MATERIAL FOR THE TASK:
☆ ☆ ☆ ☆ ☆ ☆ ☆

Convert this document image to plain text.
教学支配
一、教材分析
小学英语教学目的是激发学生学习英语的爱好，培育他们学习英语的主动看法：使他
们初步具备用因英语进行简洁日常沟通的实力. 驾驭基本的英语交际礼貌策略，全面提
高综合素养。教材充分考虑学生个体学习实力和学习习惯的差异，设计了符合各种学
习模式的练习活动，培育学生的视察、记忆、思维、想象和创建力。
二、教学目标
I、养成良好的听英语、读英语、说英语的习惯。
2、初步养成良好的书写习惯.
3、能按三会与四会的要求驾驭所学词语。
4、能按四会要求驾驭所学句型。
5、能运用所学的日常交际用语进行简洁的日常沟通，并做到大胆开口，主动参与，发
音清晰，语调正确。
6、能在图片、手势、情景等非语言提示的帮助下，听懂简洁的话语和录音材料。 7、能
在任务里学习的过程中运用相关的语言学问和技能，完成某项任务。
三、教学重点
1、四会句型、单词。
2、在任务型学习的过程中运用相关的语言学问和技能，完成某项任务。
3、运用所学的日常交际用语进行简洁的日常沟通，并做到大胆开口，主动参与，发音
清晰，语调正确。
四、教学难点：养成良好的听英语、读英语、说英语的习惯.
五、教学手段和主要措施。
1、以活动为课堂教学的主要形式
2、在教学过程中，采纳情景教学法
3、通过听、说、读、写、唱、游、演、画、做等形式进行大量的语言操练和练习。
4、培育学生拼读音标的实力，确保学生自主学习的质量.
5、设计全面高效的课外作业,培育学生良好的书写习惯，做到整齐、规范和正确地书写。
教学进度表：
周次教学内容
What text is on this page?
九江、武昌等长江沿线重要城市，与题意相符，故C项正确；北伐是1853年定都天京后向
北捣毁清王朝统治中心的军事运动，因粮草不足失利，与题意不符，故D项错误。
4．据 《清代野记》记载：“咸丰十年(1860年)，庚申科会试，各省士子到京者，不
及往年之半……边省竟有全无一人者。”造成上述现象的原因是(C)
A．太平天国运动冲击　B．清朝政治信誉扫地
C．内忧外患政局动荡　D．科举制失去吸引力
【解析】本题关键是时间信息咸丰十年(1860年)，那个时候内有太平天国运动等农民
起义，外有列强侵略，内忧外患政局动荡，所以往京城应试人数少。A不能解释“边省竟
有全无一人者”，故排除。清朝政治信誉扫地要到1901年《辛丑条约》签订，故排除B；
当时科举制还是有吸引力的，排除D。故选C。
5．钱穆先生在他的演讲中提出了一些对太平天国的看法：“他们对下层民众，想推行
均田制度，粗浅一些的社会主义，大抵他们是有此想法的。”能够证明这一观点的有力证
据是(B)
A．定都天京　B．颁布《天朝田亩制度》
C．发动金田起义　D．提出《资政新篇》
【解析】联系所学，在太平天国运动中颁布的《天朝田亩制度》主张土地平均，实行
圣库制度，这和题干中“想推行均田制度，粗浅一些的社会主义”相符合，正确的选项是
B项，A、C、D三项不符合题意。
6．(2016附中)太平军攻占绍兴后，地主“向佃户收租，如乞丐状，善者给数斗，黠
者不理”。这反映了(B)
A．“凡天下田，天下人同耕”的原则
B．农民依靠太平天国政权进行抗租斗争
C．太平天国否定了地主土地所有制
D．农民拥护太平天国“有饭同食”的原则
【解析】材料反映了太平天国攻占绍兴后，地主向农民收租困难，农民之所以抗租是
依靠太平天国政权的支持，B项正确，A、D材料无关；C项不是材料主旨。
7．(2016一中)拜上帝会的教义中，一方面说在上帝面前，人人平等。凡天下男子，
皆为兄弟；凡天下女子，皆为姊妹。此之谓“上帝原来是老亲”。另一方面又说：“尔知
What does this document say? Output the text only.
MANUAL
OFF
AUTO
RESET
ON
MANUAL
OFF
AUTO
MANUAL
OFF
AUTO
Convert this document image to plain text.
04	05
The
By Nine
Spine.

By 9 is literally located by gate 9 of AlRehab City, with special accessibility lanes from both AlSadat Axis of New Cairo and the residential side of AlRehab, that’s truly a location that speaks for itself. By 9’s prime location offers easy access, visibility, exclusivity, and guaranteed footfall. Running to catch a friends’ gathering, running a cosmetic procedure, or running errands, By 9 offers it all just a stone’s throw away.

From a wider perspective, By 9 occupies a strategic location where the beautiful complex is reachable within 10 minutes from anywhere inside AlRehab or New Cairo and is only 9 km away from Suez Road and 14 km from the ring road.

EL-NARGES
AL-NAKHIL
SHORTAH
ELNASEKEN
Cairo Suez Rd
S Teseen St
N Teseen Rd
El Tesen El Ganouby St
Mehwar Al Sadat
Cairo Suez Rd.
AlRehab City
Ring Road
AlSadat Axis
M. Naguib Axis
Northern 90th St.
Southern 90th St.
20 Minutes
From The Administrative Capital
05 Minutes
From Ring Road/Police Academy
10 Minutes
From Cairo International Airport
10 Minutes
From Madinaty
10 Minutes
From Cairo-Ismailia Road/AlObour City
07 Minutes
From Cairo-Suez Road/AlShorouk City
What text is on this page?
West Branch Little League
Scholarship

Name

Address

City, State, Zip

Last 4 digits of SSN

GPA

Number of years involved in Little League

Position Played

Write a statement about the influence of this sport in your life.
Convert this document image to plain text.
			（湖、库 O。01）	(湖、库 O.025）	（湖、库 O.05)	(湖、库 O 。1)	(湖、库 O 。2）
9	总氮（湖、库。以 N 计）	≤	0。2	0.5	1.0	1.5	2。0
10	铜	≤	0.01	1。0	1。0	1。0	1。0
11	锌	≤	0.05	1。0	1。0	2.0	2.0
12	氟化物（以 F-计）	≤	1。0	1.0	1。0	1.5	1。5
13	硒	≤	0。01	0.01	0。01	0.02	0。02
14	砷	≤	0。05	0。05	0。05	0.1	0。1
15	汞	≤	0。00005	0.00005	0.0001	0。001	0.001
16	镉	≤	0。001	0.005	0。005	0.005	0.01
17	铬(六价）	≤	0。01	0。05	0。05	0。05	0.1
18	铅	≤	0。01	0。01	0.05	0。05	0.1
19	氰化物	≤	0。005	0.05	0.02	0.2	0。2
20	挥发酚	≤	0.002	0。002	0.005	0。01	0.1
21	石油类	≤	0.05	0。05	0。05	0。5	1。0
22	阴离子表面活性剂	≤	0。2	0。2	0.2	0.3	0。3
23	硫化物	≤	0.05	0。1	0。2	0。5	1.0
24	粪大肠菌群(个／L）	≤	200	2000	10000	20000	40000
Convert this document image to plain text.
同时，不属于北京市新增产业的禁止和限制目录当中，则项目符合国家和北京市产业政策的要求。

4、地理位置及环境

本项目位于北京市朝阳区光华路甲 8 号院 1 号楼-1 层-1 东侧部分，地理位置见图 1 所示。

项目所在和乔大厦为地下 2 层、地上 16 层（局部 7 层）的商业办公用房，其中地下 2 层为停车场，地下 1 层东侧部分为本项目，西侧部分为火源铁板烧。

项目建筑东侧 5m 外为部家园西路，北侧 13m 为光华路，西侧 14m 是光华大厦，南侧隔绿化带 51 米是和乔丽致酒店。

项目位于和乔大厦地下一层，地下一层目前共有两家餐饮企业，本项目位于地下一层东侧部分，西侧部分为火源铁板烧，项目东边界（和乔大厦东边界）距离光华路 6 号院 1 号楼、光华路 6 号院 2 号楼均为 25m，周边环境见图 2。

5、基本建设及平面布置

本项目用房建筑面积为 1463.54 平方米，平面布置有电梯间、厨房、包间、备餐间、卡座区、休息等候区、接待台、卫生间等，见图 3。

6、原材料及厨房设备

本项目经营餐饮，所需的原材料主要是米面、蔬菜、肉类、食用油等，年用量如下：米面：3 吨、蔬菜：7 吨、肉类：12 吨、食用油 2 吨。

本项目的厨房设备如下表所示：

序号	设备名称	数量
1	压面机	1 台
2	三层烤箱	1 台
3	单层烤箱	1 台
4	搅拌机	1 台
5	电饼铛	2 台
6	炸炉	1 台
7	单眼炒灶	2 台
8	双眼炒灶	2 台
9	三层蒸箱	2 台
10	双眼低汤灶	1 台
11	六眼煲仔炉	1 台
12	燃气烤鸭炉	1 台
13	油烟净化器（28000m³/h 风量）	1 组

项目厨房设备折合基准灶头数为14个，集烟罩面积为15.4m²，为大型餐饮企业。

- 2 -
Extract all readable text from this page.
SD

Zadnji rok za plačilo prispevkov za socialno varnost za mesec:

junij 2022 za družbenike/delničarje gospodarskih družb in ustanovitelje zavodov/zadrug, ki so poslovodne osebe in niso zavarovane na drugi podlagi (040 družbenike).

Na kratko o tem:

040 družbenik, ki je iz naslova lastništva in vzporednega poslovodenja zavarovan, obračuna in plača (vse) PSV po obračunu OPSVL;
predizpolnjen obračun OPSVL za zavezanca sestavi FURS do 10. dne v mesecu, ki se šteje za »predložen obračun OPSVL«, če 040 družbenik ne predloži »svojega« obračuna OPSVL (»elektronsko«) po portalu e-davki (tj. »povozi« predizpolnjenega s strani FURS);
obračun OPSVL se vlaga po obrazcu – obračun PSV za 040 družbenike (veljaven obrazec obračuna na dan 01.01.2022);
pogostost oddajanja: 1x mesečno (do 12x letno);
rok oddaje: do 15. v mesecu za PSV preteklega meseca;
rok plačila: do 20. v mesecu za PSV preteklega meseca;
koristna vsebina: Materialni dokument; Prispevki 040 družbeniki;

☆ ☆ ☆ ☆ ☆ ☆ ☆

WHAT TO WORK ON:
Pick out every line holding the string "družbenike" and return it.

COMPLETE RESPONSE:
junij 2022 za družbenike/delničarje gospodarskih družb in ustanovitelje zavodov/zadrug, ki so poslovodne osebe in niso zavarovane na drugi podlagi (040 družbenike).
obračun OPSVL se vlaga po obrazcu – obračun PSV za 040 družbenike (veljaven obrazec obračuna na dan 01.01.2022);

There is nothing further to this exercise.